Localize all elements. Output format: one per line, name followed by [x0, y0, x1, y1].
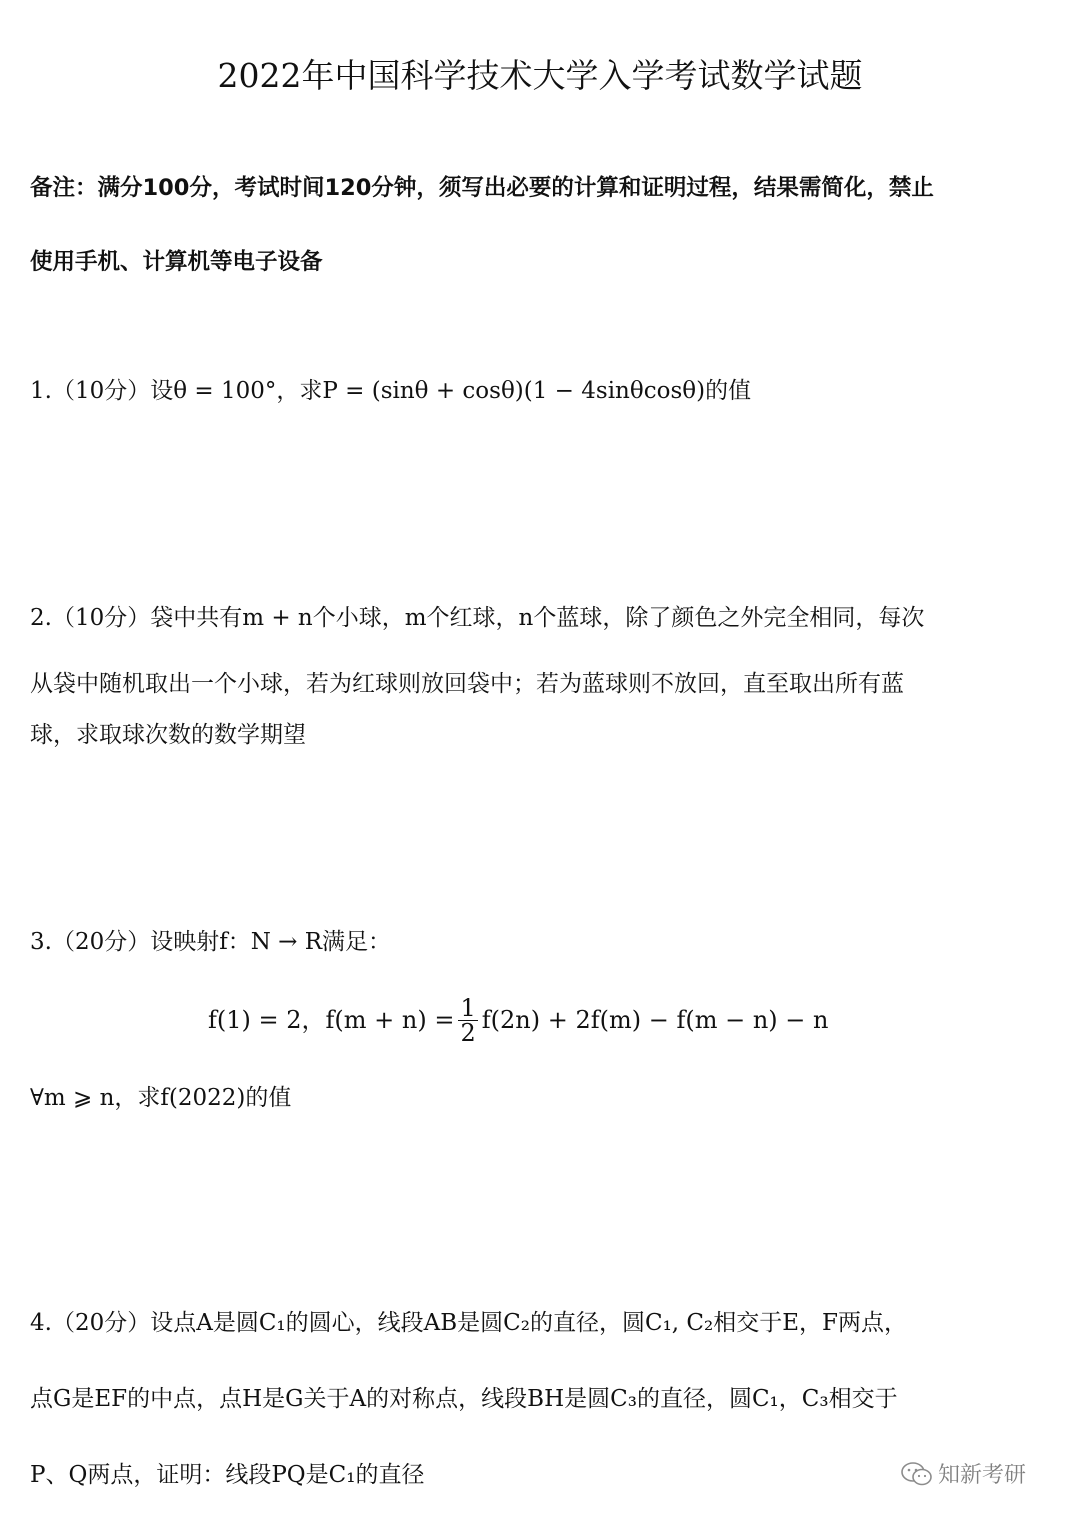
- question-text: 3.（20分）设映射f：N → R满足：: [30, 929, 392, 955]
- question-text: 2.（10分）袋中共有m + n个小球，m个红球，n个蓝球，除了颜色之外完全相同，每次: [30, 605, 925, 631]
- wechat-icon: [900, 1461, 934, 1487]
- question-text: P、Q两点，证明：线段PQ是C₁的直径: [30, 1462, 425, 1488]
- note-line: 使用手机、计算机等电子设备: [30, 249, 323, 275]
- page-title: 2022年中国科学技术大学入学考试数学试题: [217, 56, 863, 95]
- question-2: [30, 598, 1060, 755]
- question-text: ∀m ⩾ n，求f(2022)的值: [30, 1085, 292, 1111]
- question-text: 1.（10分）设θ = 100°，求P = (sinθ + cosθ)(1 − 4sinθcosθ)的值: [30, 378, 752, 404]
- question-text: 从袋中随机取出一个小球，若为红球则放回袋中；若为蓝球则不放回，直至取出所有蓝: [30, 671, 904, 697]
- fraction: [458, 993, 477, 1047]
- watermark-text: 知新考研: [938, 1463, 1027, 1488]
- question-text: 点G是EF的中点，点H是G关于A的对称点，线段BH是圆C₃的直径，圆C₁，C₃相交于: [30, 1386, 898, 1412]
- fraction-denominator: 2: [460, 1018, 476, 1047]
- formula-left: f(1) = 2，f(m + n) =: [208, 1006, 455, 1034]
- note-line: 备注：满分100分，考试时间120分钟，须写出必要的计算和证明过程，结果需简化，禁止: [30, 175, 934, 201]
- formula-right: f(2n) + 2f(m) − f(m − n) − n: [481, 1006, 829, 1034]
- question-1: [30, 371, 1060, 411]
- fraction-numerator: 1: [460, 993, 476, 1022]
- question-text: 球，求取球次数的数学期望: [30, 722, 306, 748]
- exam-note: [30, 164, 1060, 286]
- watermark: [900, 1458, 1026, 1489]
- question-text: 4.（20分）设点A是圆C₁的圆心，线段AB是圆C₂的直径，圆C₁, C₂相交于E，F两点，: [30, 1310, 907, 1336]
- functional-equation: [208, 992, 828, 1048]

* * * *

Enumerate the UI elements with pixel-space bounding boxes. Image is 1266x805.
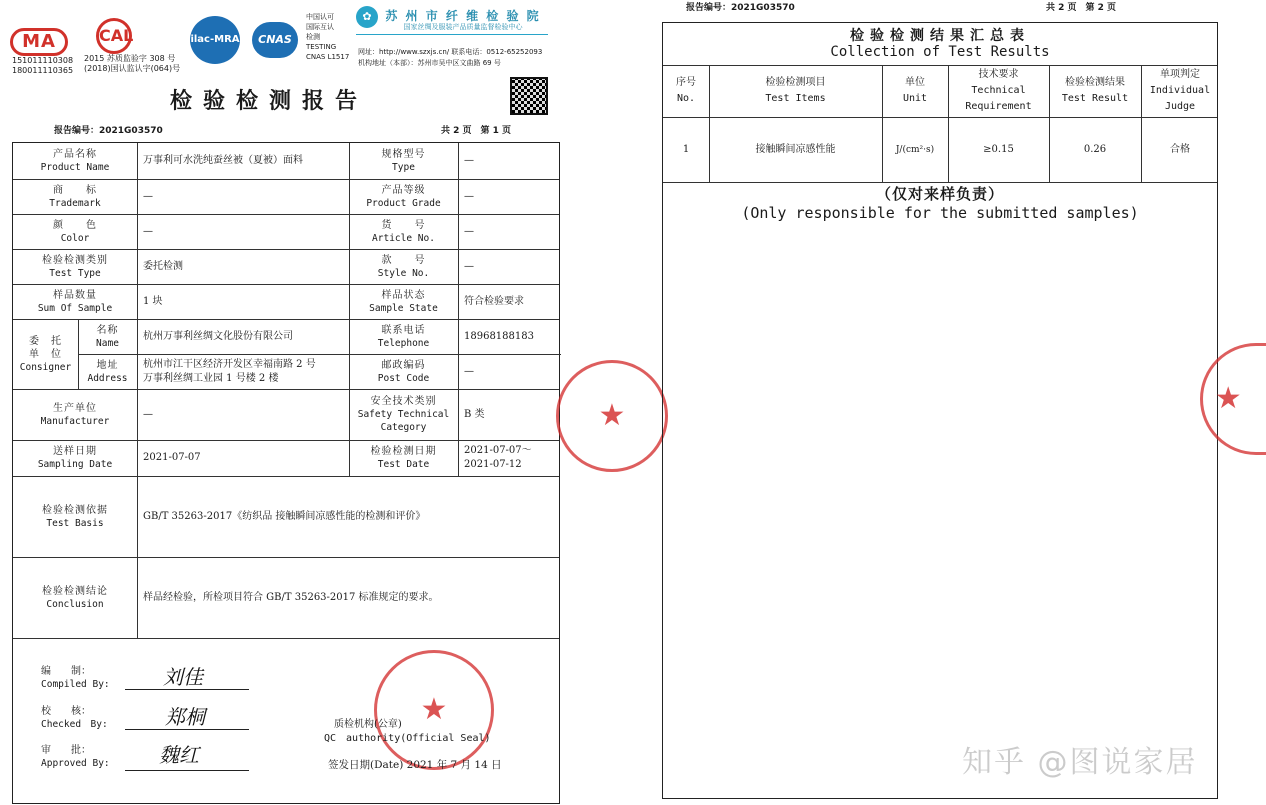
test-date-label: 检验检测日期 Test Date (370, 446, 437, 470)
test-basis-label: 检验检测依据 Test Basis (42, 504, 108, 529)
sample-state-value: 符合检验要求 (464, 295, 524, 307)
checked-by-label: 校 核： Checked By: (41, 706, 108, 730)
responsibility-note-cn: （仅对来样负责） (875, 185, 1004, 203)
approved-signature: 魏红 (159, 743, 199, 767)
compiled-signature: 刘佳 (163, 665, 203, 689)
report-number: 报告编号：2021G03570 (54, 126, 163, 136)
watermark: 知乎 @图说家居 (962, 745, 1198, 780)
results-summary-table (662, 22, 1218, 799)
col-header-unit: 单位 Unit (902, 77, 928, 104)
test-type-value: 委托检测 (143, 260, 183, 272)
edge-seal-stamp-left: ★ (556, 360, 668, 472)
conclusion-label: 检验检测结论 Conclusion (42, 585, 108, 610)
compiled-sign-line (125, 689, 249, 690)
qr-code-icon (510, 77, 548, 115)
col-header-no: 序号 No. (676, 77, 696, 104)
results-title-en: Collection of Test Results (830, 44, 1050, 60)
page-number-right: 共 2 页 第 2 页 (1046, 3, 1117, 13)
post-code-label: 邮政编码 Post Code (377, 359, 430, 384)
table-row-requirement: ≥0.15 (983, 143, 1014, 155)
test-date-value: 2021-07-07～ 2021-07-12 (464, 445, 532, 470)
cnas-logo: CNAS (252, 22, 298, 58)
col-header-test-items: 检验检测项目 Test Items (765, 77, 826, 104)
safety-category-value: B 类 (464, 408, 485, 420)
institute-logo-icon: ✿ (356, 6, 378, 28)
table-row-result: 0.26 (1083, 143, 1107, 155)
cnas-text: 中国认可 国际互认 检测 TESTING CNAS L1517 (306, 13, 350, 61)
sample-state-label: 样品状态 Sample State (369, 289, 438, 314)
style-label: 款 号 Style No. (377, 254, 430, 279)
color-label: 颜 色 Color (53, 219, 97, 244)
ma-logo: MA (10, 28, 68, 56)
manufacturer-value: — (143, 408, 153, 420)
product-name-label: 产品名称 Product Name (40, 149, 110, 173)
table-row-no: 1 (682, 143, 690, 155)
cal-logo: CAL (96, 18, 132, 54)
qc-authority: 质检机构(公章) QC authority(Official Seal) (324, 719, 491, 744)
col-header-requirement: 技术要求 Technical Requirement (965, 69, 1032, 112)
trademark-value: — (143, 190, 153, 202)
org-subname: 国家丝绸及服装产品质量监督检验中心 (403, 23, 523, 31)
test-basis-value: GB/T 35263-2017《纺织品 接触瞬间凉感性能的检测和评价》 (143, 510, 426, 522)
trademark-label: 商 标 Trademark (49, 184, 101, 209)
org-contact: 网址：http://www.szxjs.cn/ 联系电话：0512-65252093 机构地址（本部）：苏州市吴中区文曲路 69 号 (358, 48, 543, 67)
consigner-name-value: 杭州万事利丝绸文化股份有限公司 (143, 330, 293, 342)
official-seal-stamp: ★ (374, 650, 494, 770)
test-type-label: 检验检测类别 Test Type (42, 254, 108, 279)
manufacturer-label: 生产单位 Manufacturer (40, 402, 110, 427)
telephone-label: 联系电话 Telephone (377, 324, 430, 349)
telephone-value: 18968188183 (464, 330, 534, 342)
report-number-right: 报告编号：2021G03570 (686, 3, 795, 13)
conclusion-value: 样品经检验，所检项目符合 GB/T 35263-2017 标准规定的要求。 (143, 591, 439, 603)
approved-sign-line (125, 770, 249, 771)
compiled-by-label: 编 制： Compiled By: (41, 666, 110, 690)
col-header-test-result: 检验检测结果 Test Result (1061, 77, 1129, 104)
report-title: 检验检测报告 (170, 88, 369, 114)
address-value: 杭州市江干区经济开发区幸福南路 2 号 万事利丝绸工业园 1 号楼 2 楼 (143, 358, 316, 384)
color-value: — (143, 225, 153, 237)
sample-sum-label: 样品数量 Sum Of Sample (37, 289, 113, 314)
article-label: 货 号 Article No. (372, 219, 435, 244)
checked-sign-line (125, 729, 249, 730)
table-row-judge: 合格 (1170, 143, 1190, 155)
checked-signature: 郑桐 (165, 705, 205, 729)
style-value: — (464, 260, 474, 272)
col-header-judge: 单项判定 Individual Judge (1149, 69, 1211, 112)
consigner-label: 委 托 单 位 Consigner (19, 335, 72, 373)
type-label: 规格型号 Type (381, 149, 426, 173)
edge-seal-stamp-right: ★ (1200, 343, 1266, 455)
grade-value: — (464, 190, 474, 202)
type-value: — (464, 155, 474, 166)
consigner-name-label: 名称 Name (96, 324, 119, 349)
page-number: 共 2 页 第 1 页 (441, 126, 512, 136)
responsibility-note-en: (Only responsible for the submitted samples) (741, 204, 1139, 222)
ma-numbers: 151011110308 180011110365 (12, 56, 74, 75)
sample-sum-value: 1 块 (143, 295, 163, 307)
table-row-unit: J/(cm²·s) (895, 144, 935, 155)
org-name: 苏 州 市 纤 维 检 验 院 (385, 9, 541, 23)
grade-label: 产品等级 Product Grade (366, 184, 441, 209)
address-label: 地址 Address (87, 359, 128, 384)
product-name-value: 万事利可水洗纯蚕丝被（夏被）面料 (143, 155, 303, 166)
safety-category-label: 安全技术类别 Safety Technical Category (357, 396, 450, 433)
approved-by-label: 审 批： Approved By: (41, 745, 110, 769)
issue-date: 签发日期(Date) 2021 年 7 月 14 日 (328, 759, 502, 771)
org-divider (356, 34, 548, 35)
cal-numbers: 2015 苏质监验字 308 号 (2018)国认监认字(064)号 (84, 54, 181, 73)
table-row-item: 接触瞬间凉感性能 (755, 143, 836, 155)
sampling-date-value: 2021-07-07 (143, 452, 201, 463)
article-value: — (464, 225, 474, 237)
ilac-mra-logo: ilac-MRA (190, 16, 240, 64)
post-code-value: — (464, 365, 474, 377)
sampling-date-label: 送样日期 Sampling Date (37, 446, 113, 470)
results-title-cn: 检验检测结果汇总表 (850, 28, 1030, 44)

* * * *

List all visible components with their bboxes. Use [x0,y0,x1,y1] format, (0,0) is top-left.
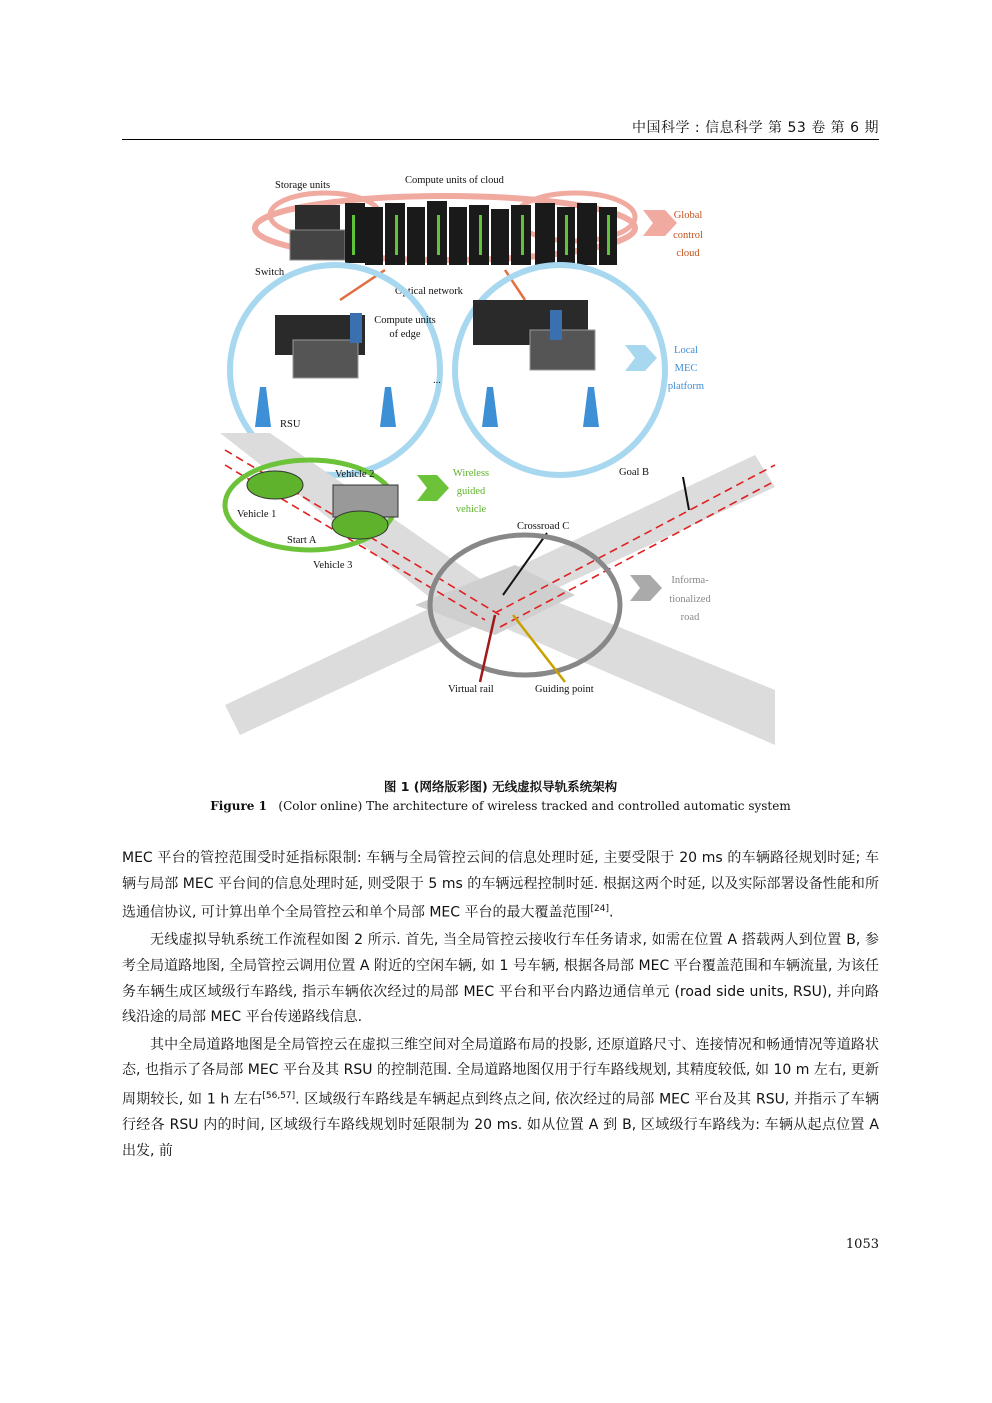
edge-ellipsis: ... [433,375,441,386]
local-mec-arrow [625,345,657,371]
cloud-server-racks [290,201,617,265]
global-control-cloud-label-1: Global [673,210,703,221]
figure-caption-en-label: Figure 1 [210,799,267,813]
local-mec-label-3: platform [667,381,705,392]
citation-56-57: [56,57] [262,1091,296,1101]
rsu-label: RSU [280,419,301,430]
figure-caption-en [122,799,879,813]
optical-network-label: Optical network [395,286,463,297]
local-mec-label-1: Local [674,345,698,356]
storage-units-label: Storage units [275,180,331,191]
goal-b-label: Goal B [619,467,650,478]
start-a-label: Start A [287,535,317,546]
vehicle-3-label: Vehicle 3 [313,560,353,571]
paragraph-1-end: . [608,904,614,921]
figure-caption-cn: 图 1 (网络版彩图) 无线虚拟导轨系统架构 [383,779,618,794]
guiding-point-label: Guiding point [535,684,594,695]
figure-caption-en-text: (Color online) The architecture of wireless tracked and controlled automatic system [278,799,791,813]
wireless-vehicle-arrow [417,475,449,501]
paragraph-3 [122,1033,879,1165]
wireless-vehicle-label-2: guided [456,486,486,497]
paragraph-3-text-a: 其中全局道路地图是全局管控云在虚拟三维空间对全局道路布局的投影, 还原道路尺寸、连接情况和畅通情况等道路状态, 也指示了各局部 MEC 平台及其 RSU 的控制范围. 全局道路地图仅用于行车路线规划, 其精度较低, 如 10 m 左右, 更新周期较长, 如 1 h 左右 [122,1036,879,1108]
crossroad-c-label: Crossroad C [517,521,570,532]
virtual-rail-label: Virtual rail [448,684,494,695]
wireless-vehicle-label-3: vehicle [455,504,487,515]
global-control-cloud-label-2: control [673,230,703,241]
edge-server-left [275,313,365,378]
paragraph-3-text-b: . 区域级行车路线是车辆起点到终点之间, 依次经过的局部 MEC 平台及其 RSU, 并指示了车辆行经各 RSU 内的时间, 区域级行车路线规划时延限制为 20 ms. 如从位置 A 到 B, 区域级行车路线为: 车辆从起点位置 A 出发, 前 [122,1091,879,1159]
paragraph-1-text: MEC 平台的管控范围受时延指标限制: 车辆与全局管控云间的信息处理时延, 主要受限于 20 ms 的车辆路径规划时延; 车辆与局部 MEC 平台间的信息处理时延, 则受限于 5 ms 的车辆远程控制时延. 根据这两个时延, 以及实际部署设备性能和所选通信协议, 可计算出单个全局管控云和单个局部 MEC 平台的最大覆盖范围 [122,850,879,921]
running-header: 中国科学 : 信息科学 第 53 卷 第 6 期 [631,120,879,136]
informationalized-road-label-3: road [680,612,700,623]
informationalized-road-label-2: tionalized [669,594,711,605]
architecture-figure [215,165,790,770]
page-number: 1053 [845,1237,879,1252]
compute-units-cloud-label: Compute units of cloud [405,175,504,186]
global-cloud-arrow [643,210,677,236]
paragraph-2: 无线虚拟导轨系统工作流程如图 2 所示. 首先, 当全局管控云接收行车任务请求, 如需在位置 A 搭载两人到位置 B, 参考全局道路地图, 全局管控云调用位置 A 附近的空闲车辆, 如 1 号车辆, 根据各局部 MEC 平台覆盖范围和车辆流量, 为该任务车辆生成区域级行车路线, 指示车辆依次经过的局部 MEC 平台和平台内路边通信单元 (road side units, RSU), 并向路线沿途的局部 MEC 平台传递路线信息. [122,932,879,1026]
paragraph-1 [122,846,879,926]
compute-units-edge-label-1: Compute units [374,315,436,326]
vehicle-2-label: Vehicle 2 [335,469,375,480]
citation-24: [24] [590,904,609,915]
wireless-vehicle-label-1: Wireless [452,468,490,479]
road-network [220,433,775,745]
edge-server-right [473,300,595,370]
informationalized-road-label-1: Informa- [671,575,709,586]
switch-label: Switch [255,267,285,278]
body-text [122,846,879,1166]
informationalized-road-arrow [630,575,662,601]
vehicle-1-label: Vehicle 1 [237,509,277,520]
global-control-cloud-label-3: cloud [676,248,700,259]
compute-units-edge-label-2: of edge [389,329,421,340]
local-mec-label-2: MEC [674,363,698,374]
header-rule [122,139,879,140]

* * * *

# REQUIRED WORK
How many lines in the records above contain the string "cnas"? Reply with the number only.

# ANSWER TO THE PROBLEM
2